Dataset items
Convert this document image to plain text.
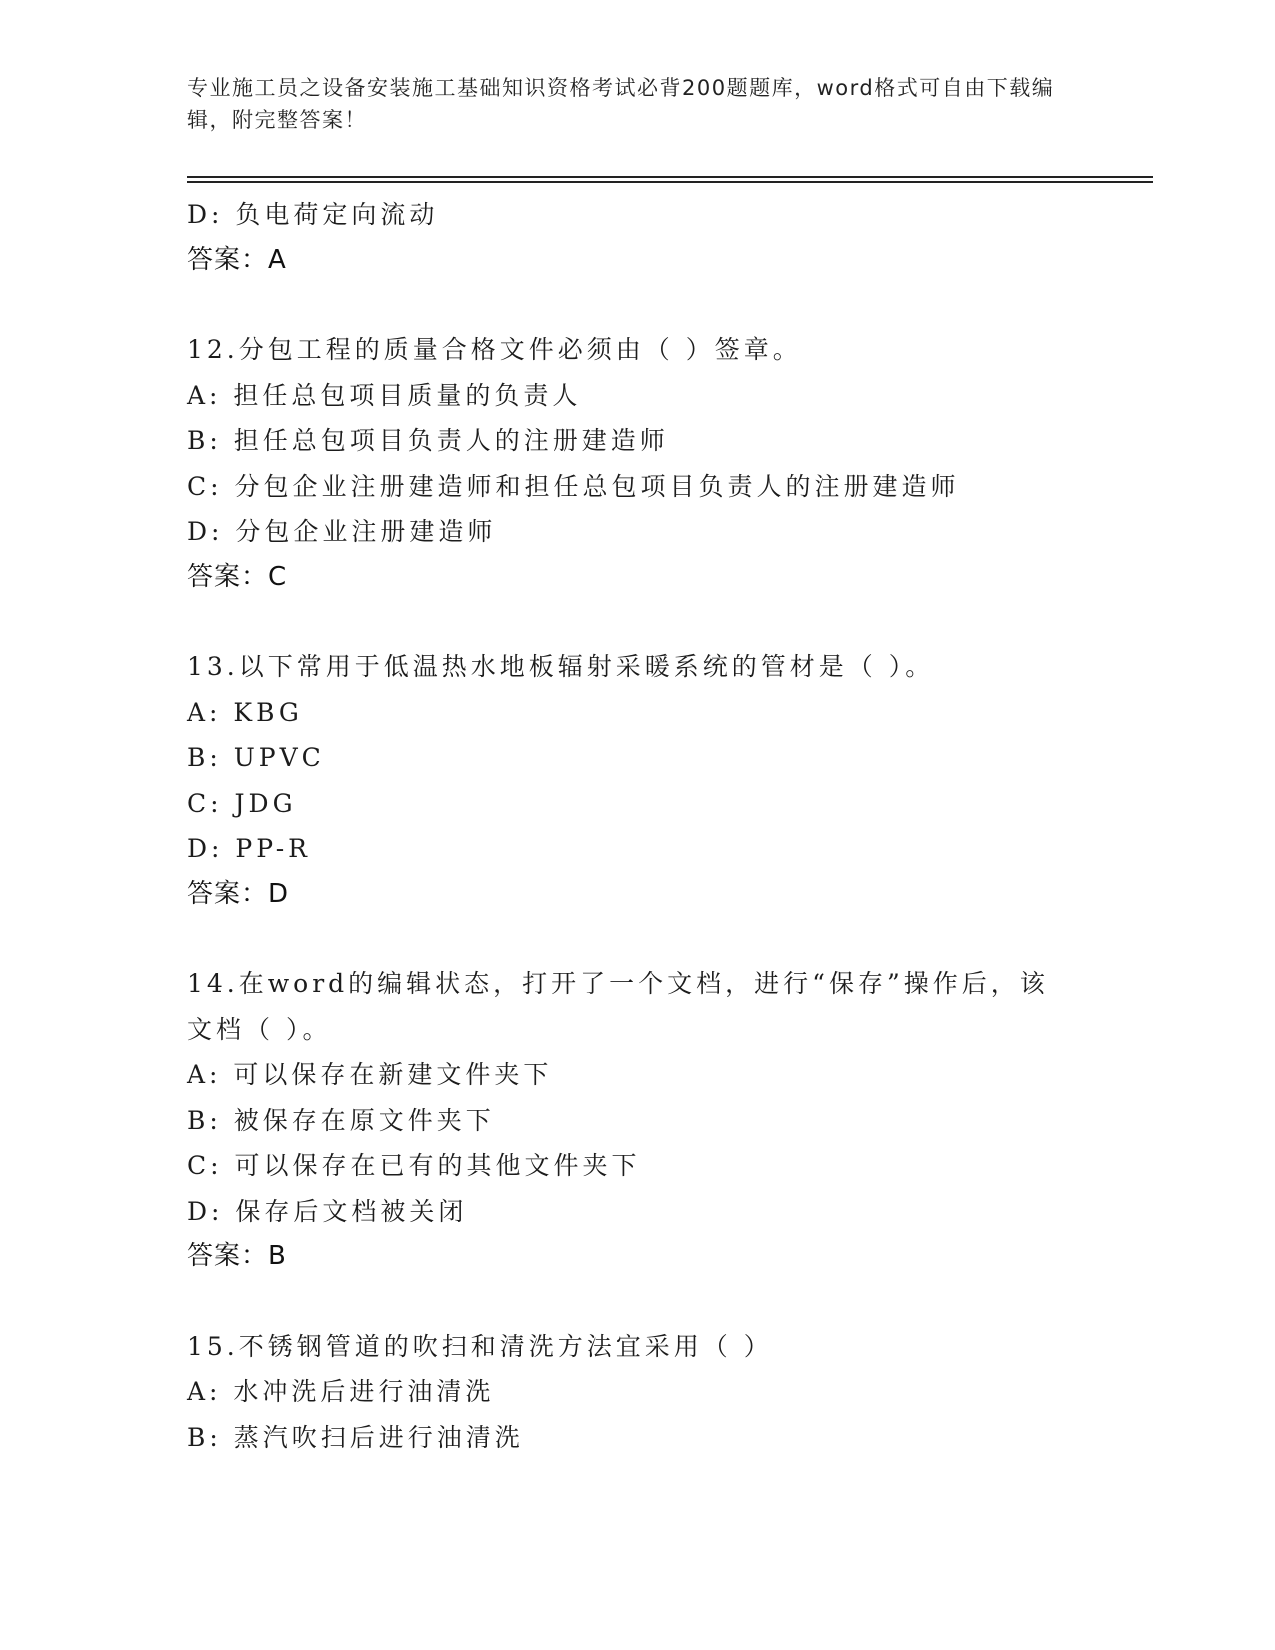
专业施工员之设备安装施工基础知识资格考试必背200题题库，word格式可自由下载编辑，附完整答案！
D: 负电荷定向流动
答案：A
12.分包工程的质量合格文件必须由（ ）签章。
A: 担任总包项目质量的负责人
B: 担任总包项目负责人的注册建造师
C: 分包企业注册建造师和担任总包项目负责人的注册建造师
D: 分包企业注册建造师
答案：C
13.以下常用于低温热水地板辐射采暖系统的管材是（ ）。
A: KBG
B: UPVC
C: JDG
D: PP-R
答案：D
14.在word的编辑状态，打开了一个文档，进行“保存”操作后，该文档（ ）。
A: 可以保存在新建文件夹下
B: 被保存在原文件夹下
C: 可以保存在已有的其他文件夹下
D: 保存后文档被关闭
答案：B
15.不锈钢管道的吹扫和清洗方法宜采用（ ）
A: 水冲洗后进行油清洗
B: 蒸汽吹扫后进行油清洗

### TASK STATEMENT
Repeat each entry precisely as it appears. Leave the pictures out.

### THE SOLUTION
Convert this document image to plain text.
专业施工员之设备安装施工基础知识资格考试必背200题题库，word格式可自由下载编辑，附完整答案！
D: 负电荷定向流动
答案：A
12.分包工程的质量合格文件必须由（ ）签章。
A: 担任总包项目质量的负责人
B: 担任总包项目负责人的注册建造师
C: 分包企业注册建造师和担任总包项目负责人的注册建造师
D: 分包企业注册建造师
答案：C
13.以下常用于低温热水地板辐射采暖系统的管材是（ ）。
A: KBG
B: UPVC
C: JDG
D: PP-R
答案：D
14.在word的编辑状态，打开了一个文档，进行“保存”操作后，该文档（ ）。
A: 可以保存在新建文件夹下
B: 被保存在原文件夹下
C: 可以保存在已有的其他文件夹下
D: 保存后文档被关闭
答案：B
15.不锈钢管道的吹扫和清洗方法宜采用（ ）
A: 水冲洗后进行油清洗
B: 蒸汽吹扫后进行油清洗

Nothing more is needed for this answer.